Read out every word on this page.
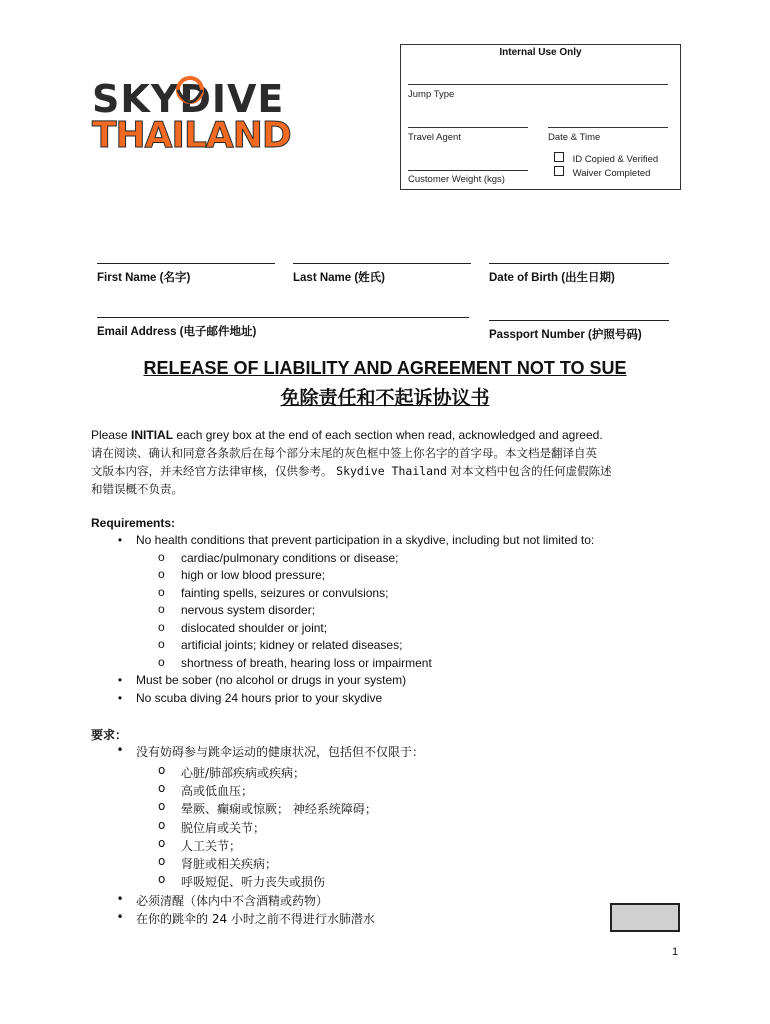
SKYDIVE
THAILAND
Internal Use Only
Jump Type
Travel Agent	Date & Time
Customer Weight (kgs)
ID Copied & Verified
Waiver Completed
First Name (名字)	Last Name (姓氏)	Date of Birth (出生日期)
Email Address (电子邮件地址)	Passport Number (护照号码)
RELEASE OF LIABILITY AND AGREEMENT NOT TO SUE
免除责任和不起诉协议书
Please INITIAL each grey box at the end of each section when read, acknowledged and agreed.
请在阅读、确认和同意各条款后在每个部分末尾的灰色框中签上你名字的首字母。本文档是翻译自英
文版本内容，并未经官方法律审核，仅供参考。 Skydive Thailand 对本文档中包含的任何虚假陈述
和错误概不负责。
Requirements:
•	No health conditions that prevent participation in a skydive, including but not limited to:
o cardiac/pulmonary conditions or disease;
o high or low blood pressure;
o fainting spells, seizures or convulsions;
o nervous system disorder;
o dislocated shoulder or joint;
o artificial joints; kidney or related diseases;
o shortness of breath, hearing loss or impairment
•	Must be sober (no alcohol or drugs in your system)
•	No scuba diving 24 hours prior to your skydive
要求：
• 没有妨碍参与跳伞运动的健康状况，包括但不仅限于：
o 心脏/肺部疾病或疾病；
o 高或低血压；
o 晕厥、癫痫或惊厥； 神经系统障碍；
o 脱位肩或关节；
o 人工关节；
o 肾脏或相关疾病；
o 呼吸短促、听力丧失或损伤
• 必须清醒（体内中不含酒精或药物）
• 在你的跳伞的 24 小时之前不得进行水肺潜水
1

-=-=-

=== Goal ===
Without including any pictures, output all the entries above exactly.

=== Answer to the exercise ===
Read out every word on this page.
SKYDIVE
THAILAND
Internal Use Only
Jump Type
Travel Agent	Date & Time
Customer Weight (kgs)
ID Copied & Verified
Waiver Completed
First Name (名字)	Last Name (姓氏)	Date of Birth (出生日期)
Email Address (电子邮件地址)	Passport Number (护照号码)
RELEASE OF LIABILITY AND AGREEMENT NOT TO SUE
免除责任和不起诉协议书
Please INITIAL each grey box at the end of each section when read, acknowledged and agreed.
请在阅读、确认和同意各条款后在每个部分末尾的灰色框中签上你名字的首字母。本文档是翻译自英
文版本内容，并未经官方法律审核，仅供参考。 Skydive Thailand 对本文档中包含的任何虚假陈述
和错误概不负责。
Requirements:
•	No health conditions that prevent participation in a skydive, including but not limited to:
o cardiac/pulmonary conditions or disease;
o high or low blood pressure;
o fainting spells, seizures or convulsions;
o nervous system disorder;
o dislocated shoulder or joint;
o artificial joints; kidney or related diseases;
o shortness of breath, hearing loss or impairment
•	Must be sober (no alcohol or drugs in your system)
•	No scuba diving 24 hours prior to your skydive
要求：
• 没有妨碍参与跳伞运动的健康状况，包括但不仅限于：
o 心脏/肺部疾病或疾病；
o 高或低血压；
o 晕厥、癫痫或惊厥； 神经系统障碍；
o 脱位肩或关节；
o 人工关节；
o 肾脏或相关疾病；
o 呼吸短促、听力丧失或损伤
• 必须清醒（体内中不含酒精或药物）
• 在你的跳伞的 24 小时之前不得进行水肺潜水
1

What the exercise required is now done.